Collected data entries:
[start]
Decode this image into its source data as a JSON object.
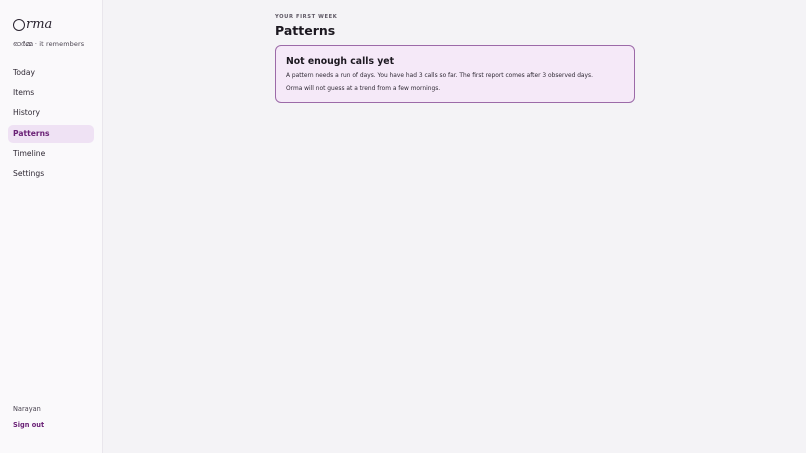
{
  "brand": {
    "logo_text": "rma",
    "tagline": "ഓർമ്മ · it remembers"
  },
  "nav": {
    "items": [
      {
        "label": "Today"
      },
      {
        "label": "Items"
      },
      {
        "label": "History"
      },
      {
        "label": "Patterns",
        "active": true
      },
      {
        "label": "Timeline"
      },
      {
        "label": "Settings"
      }
    ]
  },
  "user": {
    "name": "Narayan",
    "sign_out": "Sign out"
  },
  "page": {
    "eyebrow": "YOUR FIRST WEEK",
    "title": "Patterns"
  },
  "notice": {
    "title": "Not enough calls yet",
    "line1": "A pattern needs a run of days. You have had 3 calls so far. The first report comes after 3 observed days.",
    "line2": "Orma will not guess at a trend from a few mornings."
  },
  "colors": {
    "accent": "#6a2176",
    "active_bg": "#efe2f4",
    "notice_bg": "#f5e9f8",
    "notice_border": "#9c6aa8"
  }
}
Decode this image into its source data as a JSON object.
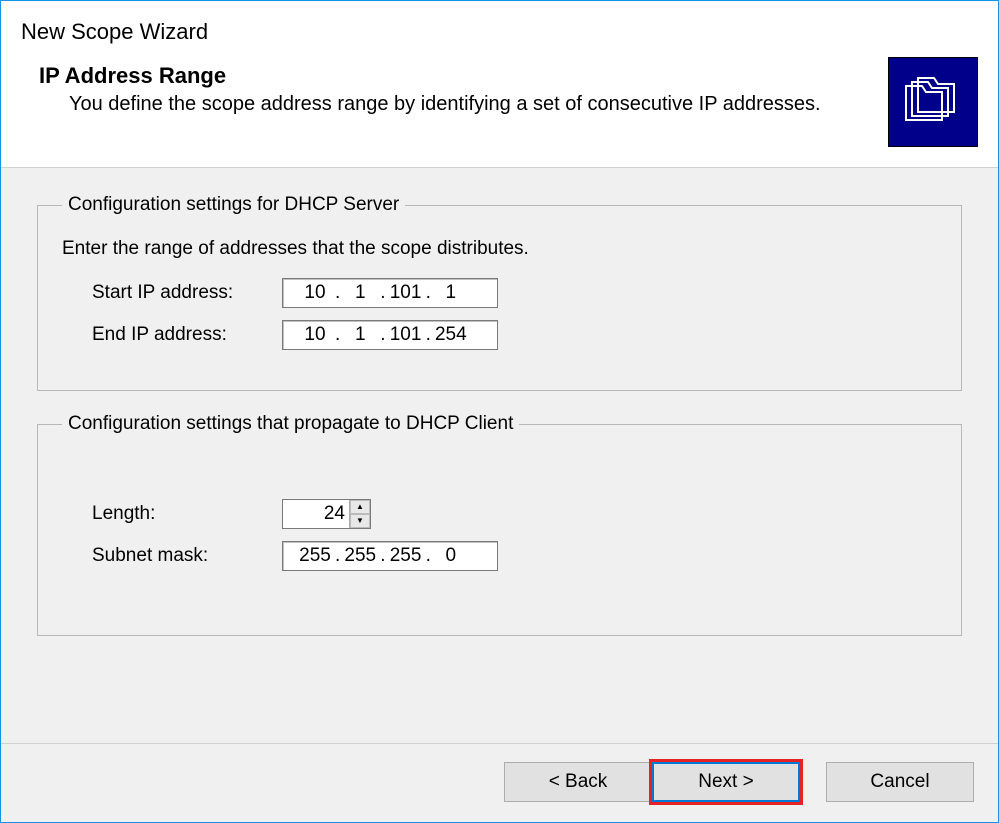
{
  "window_title": "New Scope Wizard",
  "page": {
    "title": "IP Address Range",
    "subtitle": "You define the scope address range by identifying a set of consecutive IP addresses."
  },
  "server_settings": {
    "legend": "Configuration settings for DHCP Server",
    "instruction": "Enter the range of addresses that the scope distributes.",
    "start_ip_label": "Start IP address:",
    "start_ip": {
      "o1": "10",
      "o2": "1",
      "o3": "101",
      "o4": "1"
    },
    "end_ip_label": "End IP address:",
    "end_ip": {
      "o1": "10",
      "o2": "1",
      "o3": "101",
      "o4": "254"
    }
  },
  "client_settings": {
    "legend": "Configuration settings that propagate to DHCP Client",
    "length_label": "Length:",
    "length_value": "24",
    "subnet_label": "Subnet mask:",
    "subnet": {
      "o1": "255",
      "o2": "255",
      "o3": "255",
      "o4": "0"
    }
  },
  "buttons": {
    "back": "< Back",
    "next": "Next >",
    "cancel": "Cancel"
  }
}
[end]
*Aim of the exercise*
How many of the lines above hold "Configuration"? Answer with only the number.

*Output of the exercise*
2